• _Your goal_
In the listing below, identify each line with the word "work" and return those lines.

• _Provided information_
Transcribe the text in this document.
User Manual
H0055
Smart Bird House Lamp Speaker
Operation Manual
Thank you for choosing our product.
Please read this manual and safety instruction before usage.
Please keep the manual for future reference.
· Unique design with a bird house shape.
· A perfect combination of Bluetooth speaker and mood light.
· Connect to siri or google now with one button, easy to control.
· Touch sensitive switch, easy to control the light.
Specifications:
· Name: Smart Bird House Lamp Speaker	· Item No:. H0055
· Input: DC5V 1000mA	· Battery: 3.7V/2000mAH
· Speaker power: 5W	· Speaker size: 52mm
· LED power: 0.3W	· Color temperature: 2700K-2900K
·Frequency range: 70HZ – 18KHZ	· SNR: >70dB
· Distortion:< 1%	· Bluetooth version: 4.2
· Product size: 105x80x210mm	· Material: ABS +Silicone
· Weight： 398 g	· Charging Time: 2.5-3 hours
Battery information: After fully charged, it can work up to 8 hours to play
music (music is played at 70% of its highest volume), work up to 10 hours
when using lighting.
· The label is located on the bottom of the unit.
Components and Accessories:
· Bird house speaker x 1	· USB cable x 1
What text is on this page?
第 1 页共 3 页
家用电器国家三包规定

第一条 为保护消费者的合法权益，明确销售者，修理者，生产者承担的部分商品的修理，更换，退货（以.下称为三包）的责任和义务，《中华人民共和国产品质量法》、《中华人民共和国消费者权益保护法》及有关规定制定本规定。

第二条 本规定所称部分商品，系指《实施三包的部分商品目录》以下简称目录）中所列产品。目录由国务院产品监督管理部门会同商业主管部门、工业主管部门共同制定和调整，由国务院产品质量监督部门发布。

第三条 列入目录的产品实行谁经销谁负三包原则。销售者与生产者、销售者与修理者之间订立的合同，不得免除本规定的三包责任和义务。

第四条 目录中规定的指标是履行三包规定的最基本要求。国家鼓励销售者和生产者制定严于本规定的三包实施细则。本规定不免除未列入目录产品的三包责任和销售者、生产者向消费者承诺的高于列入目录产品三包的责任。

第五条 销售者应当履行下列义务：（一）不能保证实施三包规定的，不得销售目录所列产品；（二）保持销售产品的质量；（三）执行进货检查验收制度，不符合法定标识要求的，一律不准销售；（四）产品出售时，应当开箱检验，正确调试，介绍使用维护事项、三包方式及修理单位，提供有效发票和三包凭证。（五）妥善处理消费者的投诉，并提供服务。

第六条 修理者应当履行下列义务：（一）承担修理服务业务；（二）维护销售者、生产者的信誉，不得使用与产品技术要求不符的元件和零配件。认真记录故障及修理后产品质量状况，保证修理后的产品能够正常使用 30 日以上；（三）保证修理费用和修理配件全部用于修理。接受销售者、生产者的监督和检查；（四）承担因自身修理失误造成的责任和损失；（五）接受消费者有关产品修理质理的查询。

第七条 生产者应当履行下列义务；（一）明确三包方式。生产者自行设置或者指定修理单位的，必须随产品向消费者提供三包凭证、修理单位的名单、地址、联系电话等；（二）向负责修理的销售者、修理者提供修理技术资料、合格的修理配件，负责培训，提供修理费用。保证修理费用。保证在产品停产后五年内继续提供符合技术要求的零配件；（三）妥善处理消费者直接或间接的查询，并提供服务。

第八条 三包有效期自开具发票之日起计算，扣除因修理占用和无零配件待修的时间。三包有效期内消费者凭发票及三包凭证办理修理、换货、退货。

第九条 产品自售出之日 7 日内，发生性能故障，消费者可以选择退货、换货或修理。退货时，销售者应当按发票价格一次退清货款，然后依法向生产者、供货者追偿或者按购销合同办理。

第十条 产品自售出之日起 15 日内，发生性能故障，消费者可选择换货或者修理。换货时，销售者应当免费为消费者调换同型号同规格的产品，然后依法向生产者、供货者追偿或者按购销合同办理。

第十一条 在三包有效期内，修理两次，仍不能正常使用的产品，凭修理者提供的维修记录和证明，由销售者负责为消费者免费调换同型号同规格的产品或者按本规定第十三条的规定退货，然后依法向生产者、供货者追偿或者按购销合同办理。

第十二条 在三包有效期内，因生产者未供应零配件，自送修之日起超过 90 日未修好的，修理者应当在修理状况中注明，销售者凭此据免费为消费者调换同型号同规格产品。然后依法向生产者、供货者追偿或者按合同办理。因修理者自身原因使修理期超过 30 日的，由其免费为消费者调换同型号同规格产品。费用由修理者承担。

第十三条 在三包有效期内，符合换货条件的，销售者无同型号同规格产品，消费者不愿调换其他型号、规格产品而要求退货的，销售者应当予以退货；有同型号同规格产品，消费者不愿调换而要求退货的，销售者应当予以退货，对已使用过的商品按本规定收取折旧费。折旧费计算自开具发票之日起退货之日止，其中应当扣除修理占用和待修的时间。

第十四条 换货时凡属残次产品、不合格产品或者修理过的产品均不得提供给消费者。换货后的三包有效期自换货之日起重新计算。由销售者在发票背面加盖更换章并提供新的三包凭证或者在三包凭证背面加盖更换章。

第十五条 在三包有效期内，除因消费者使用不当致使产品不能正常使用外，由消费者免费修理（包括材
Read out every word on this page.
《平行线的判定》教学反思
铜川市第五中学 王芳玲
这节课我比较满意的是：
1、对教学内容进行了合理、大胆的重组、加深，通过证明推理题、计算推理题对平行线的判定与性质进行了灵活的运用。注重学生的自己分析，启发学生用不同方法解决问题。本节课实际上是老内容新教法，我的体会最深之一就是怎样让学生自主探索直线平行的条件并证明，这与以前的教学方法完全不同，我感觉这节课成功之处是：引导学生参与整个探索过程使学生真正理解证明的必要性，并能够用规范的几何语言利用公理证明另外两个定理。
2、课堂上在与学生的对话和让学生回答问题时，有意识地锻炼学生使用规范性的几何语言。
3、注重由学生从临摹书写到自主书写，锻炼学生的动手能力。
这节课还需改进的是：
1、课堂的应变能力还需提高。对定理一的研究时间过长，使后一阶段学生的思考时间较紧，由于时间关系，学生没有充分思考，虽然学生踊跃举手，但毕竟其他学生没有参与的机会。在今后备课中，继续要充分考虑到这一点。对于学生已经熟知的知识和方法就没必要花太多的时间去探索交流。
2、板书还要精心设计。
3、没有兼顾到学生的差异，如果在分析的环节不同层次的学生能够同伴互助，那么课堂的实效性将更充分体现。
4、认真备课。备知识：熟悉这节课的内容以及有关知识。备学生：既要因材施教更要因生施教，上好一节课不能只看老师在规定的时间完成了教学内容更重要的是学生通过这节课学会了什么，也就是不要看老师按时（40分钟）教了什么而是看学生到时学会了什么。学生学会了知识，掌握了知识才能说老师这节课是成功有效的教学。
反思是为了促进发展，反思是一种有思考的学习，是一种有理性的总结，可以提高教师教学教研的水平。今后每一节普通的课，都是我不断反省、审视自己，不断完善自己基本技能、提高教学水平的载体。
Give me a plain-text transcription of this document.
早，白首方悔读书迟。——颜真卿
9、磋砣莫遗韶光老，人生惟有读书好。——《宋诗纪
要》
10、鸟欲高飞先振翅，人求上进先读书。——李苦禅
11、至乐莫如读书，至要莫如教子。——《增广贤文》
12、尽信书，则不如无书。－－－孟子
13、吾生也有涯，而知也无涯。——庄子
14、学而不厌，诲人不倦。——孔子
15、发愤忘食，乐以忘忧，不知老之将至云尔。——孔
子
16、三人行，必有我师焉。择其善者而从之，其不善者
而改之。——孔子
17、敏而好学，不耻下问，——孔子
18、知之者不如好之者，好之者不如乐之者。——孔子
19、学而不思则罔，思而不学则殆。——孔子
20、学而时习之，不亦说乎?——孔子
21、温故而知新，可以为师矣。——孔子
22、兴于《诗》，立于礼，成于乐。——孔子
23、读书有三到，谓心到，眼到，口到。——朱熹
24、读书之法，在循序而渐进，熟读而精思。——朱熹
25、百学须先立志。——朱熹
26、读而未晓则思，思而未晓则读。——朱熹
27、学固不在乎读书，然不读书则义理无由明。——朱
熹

• _Reply_
Battery information: After fully charged, it can work up to 8 hours to play
music (music is played at 70% of its highest volume), work up to 10 hours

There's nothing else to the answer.